Une avancée majeure en horlogerie atomique : une nouvelle génération d'horloges plus précises pourrait transformer la définition même de la seconde.

Les horloges atomiques à fontaine de césium, piliers de la mesure du temps actuel, pourraient bientôt être surpassées.
Les horloges atomiques les plus avancées reposent aujourd'hui sur des fontaines de césium : des atomes de césium sont projetés comme une fontaine et excités par des micro-ondes, générant des vibrations dont un nombre précis définit la seconde (9 192 631 770 périodes de rayonnement correspondant à la transition entre deux niveaux d'énergie hyperfins de l'atome de césium 133).
Des chercheurs de l'Observatoire de Paris ont développé des horloges à réseau optique (OLC) utilisant du strontium et des lasers pour des vibrations atomiques plus rapides. Cela divise la seconde en un plus grand nombre de périodes, offrant une précision inégalée.
Des tests comparatifs avec trois horloges à césium montrent que ces OLC perdent seulement une seconde tous les 300 millions d'années, contre 100 millions pour les fontaines de césium. Mieux encore, les deux nouvelles horloges se synchronisent parfaitement entre elles.
Avec le strontium prouvant sa supériorité, une redéfinition de la seconde s'impose peut-être. Cette étude, publiée dans Nature Communications, marque une étape décisive pour la métrologie du temps.

MISE EN PRATIQUE:
(A) D'après le texte à lire, combien de périodes de rayonnement de l'atome de césium 133 définissent la seconde ?
(B) Selon le texte à lire, pourquoi les horloges à réseau optique offrent-elles une précision inégalée ?

ENREGISTREMENTS EXTRAITS:
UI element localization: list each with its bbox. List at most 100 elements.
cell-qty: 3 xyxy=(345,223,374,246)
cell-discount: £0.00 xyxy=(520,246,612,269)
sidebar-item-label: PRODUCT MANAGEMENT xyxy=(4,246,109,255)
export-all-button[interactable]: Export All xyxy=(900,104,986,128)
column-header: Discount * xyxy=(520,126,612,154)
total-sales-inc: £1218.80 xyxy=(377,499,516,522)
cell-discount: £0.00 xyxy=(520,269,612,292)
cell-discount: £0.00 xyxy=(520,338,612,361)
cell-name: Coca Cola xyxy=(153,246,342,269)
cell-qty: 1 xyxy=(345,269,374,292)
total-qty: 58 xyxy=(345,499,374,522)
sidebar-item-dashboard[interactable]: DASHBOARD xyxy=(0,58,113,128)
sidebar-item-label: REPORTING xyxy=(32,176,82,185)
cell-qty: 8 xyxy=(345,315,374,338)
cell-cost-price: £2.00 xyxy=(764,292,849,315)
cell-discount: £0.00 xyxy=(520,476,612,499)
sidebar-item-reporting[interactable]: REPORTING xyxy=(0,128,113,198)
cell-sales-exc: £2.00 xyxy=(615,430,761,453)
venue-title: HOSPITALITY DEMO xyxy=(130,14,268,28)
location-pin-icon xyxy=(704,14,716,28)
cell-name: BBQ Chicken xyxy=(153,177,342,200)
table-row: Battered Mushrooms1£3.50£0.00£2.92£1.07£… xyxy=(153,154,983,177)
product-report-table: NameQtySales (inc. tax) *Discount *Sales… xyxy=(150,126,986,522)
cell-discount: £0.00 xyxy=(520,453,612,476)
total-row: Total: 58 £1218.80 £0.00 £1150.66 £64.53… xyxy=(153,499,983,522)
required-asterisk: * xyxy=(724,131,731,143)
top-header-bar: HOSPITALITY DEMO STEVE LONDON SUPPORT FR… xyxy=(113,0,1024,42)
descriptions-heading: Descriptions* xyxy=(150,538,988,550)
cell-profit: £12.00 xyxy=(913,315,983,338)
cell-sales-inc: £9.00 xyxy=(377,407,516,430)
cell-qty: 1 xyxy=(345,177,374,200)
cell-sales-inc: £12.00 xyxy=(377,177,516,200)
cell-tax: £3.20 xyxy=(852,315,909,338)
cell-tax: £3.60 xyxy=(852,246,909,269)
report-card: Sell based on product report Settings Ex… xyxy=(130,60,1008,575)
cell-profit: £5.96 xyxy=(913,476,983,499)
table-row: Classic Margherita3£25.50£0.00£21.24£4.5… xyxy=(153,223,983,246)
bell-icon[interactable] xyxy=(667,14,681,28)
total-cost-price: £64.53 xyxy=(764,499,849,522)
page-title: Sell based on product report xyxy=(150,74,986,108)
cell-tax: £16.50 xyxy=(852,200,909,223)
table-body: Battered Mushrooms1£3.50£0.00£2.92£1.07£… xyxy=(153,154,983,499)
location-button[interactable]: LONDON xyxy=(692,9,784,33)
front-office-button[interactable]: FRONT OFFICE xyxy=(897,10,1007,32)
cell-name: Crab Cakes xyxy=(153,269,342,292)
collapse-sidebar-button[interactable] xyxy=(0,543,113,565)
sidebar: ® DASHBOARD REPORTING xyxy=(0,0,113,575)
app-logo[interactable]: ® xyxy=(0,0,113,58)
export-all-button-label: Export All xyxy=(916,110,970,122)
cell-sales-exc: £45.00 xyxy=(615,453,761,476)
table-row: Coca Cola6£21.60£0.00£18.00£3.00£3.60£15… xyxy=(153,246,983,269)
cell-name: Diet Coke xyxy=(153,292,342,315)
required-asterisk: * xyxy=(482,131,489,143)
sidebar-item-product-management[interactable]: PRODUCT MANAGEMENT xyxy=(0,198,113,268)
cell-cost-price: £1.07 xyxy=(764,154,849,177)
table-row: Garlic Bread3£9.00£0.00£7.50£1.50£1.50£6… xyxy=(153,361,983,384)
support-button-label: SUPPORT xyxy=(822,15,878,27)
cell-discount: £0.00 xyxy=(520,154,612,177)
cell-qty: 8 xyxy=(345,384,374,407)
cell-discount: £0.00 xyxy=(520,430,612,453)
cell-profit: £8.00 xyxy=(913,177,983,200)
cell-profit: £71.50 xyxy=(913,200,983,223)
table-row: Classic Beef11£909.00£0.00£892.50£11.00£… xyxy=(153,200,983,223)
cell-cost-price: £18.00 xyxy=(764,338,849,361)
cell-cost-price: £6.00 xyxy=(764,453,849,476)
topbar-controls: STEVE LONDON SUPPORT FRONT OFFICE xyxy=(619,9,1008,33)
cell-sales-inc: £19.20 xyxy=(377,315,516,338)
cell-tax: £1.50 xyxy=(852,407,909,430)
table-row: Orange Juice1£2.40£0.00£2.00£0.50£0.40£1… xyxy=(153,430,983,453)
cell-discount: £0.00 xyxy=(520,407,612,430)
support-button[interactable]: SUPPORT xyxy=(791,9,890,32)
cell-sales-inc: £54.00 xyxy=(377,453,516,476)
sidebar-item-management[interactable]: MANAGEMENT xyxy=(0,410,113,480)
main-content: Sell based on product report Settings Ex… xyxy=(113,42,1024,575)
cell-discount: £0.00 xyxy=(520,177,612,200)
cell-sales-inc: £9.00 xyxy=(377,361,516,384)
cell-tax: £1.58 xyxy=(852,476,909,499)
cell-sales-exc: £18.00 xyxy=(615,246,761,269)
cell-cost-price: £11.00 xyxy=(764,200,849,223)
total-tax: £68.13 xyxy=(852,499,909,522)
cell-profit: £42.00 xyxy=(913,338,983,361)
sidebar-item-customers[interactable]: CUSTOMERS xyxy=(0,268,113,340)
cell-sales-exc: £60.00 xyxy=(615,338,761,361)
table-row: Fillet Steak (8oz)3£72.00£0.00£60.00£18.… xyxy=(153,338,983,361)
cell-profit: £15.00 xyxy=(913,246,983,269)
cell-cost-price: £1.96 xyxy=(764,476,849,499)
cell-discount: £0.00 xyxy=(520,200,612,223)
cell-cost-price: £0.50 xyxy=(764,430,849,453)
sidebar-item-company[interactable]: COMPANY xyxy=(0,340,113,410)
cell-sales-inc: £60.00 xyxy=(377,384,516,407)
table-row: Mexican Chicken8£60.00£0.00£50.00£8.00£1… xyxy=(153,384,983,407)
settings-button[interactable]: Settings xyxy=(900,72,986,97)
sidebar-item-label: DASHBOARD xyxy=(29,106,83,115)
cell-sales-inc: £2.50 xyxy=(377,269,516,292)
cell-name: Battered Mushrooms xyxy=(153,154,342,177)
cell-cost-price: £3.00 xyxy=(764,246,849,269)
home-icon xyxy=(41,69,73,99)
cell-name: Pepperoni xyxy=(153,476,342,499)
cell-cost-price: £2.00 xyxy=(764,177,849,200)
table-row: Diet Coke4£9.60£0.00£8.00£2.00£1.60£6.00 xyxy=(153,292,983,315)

CORRIGÉS DES EXERCICES:
(A) 9 192 631 770 périodes.

(B) Elles utilisent du strontium et des lasers, ce qui produit des vibrations atomiques plus rapides. La seconde se trouve ainsi divisée en un plus grand nombre de périodes.